Dataset records
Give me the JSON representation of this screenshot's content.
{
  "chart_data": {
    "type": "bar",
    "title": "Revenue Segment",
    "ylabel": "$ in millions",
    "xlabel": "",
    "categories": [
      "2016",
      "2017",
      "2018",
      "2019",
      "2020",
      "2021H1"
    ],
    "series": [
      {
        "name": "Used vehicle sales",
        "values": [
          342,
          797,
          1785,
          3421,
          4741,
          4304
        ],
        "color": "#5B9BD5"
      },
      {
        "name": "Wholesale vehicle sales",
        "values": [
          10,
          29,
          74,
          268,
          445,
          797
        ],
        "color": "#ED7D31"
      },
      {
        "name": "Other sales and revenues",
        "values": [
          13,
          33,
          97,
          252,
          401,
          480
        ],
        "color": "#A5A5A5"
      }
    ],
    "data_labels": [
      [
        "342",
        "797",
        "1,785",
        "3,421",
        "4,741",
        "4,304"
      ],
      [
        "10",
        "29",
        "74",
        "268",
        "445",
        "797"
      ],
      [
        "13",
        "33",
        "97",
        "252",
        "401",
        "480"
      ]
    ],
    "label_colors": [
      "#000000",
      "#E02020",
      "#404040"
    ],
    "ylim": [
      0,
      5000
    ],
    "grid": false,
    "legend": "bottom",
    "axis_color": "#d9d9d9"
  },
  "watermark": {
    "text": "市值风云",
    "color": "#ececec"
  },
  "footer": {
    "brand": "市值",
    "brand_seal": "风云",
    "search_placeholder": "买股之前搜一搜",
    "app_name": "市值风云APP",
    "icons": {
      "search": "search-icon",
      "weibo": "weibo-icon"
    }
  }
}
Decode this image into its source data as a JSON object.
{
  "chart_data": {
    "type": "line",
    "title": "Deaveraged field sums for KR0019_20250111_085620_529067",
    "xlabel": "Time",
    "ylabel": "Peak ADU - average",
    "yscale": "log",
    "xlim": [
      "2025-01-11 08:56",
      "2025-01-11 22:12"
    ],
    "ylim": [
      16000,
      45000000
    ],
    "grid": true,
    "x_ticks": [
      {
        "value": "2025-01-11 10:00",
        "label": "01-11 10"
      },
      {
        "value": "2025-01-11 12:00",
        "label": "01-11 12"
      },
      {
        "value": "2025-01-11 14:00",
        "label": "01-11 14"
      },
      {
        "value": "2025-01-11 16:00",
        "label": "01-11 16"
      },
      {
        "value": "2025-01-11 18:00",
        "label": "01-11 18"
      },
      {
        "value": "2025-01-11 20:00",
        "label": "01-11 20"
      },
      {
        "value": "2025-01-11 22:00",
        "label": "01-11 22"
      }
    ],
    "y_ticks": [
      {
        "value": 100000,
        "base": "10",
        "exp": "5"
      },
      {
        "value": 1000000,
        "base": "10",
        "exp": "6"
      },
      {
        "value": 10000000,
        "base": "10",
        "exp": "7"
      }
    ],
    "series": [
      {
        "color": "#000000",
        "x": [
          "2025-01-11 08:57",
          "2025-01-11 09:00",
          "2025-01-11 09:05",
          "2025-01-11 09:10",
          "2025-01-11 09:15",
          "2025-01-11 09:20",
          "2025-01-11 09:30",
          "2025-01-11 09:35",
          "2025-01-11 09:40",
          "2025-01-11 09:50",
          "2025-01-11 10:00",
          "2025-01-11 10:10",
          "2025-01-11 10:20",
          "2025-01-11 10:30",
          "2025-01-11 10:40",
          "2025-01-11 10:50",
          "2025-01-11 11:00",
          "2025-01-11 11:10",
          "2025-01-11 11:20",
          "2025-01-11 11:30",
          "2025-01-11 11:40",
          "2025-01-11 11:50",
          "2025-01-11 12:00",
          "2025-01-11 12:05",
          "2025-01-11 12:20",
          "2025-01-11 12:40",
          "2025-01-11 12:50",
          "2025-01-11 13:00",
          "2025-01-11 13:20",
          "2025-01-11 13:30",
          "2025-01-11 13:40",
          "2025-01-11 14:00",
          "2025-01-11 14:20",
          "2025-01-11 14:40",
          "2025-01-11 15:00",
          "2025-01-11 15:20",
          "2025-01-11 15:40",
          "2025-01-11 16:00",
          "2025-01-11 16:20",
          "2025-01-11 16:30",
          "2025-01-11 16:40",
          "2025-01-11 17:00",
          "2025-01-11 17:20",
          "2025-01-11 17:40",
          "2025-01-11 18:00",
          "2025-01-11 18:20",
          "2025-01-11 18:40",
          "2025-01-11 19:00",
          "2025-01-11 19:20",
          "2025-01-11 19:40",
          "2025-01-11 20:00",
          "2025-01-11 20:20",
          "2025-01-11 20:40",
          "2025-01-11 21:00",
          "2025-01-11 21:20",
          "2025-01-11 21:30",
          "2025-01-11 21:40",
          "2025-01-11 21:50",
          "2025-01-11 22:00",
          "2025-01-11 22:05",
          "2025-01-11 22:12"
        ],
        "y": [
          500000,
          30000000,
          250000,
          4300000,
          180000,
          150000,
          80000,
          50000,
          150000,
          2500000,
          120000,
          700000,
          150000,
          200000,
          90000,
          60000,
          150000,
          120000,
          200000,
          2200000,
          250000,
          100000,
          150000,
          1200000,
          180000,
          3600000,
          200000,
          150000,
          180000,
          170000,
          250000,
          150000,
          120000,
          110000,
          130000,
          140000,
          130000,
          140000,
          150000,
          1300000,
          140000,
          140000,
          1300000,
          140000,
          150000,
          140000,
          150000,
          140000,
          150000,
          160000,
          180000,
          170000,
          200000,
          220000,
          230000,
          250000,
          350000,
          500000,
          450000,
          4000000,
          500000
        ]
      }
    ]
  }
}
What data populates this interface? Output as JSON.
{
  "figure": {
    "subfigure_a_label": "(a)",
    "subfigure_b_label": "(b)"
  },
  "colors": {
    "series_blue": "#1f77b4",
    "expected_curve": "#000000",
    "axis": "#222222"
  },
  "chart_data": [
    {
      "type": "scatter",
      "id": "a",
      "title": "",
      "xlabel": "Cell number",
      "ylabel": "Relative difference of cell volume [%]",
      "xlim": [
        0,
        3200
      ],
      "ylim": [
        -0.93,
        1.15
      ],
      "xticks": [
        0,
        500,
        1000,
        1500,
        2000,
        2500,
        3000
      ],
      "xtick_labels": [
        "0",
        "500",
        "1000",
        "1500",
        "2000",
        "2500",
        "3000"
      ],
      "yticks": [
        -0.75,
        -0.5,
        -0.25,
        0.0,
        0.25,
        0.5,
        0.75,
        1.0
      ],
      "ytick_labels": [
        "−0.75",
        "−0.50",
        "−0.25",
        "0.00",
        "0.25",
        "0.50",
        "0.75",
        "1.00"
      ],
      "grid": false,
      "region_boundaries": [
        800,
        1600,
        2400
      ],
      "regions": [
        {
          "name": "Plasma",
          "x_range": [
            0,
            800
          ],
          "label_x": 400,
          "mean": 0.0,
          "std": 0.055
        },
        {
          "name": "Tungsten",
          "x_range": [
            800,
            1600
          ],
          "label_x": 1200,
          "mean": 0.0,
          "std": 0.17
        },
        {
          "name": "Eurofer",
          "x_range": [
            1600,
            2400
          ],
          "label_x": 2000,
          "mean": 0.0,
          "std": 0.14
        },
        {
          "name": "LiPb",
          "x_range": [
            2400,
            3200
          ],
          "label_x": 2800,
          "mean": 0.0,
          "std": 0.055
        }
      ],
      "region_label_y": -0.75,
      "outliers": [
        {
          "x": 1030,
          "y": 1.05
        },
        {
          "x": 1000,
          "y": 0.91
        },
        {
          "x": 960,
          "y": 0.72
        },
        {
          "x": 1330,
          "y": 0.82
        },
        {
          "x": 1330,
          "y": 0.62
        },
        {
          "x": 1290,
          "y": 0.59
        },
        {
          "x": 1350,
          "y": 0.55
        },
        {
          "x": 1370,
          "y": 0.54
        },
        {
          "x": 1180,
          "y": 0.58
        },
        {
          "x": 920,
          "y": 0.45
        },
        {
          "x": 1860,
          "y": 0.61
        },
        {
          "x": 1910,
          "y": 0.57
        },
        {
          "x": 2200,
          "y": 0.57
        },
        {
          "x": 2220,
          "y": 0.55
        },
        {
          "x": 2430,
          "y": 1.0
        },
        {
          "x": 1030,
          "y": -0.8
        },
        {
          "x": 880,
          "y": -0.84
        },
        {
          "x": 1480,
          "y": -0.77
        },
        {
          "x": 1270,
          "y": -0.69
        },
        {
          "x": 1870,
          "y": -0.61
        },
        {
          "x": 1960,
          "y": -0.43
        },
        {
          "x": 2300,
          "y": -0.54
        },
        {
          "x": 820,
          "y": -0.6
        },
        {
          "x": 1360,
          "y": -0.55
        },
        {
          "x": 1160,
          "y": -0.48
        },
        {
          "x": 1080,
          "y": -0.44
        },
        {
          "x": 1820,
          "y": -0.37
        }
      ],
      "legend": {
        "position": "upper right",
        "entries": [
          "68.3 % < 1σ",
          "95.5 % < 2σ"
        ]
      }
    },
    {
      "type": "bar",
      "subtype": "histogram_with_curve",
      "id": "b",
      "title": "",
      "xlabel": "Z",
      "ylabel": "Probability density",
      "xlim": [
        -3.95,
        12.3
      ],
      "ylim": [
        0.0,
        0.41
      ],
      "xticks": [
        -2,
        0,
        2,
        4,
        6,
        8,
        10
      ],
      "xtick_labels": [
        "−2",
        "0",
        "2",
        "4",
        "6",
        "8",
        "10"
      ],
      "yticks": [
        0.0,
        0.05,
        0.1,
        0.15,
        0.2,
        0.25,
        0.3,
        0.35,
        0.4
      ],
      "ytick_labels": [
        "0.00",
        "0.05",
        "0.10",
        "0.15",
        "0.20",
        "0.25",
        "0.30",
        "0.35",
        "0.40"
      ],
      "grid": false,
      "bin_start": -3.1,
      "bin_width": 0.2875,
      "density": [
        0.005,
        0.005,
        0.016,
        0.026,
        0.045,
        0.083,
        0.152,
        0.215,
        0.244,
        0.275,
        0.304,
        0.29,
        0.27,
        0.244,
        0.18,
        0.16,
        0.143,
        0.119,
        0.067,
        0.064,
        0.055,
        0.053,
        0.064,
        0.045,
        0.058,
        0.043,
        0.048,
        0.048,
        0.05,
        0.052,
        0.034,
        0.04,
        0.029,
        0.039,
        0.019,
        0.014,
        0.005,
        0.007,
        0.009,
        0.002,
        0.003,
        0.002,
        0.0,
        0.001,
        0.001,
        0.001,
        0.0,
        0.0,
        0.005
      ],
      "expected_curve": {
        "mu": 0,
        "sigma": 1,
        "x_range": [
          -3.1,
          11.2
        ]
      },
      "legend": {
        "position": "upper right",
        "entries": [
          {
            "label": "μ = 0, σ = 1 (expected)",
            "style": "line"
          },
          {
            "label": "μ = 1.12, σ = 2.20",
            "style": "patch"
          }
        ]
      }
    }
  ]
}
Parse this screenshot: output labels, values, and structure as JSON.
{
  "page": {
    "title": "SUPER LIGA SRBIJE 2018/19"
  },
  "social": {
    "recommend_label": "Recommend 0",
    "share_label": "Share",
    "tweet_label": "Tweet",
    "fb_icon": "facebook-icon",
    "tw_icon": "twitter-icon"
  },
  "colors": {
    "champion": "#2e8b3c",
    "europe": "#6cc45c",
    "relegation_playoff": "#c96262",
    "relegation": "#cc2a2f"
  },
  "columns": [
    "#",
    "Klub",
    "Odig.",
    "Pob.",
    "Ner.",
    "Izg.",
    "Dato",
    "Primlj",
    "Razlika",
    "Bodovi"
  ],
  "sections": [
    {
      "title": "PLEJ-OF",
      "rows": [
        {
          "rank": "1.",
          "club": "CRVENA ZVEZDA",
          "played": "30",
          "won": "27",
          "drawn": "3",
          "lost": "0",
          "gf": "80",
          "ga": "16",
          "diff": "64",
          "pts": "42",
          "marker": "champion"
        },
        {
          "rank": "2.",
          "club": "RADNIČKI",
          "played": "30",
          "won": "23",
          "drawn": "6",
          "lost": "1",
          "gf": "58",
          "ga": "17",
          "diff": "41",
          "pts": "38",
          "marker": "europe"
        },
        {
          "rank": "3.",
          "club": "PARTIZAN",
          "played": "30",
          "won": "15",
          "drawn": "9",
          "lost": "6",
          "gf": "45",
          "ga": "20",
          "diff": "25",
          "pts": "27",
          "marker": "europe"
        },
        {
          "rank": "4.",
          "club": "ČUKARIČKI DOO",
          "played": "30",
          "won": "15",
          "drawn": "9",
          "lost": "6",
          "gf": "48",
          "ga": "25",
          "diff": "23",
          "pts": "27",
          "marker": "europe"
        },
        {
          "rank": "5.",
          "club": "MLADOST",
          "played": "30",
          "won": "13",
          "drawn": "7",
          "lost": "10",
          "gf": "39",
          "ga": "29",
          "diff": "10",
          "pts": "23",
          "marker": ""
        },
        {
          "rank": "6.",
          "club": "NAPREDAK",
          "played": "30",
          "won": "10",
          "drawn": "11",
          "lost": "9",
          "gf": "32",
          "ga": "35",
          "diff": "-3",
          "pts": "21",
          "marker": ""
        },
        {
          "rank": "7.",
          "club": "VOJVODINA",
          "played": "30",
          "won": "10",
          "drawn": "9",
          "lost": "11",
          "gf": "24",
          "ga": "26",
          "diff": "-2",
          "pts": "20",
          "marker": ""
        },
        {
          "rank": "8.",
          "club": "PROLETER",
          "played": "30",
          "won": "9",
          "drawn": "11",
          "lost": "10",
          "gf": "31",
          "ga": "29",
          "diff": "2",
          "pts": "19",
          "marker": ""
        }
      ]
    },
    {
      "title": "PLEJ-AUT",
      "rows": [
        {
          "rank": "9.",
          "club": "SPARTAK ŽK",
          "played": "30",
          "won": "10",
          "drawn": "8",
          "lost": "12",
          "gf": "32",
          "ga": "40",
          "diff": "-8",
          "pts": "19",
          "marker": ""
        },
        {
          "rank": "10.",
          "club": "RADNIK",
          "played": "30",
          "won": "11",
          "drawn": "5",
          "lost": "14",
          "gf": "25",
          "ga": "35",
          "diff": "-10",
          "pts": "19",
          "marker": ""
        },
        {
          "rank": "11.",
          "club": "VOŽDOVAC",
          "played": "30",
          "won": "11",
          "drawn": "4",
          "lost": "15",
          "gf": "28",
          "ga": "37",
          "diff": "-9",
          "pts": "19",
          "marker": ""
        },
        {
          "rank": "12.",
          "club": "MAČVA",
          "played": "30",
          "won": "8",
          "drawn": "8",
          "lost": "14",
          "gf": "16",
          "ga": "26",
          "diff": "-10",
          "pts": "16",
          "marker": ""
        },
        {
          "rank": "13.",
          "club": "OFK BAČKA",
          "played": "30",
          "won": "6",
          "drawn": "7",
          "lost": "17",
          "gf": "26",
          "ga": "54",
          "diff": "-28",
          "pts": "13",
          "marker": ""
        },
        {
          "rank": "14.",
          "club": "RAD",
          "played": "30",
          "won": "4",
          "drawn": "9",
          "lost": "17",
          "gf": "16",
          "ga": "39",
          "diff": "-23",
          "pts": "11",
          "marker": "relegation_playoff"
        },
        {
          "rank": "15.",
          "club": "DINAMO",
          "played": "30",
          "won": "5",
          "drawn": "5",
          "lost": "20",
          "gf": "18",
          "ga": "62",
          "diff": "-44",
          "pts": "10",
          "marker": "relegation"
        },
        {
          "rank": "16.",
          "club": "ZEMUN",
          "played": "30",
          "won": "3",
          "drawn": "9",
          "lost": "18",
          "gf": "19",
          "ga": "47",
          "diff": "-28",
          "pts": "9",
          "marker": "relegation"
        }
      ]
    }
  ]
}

SET PROBLEM
Gather every line containing the word "grid" and copy it.

ANSWER TO THIS EXERCISE
    "grid": false,
    "grid": true,
      "grid": false,
      "grid": false,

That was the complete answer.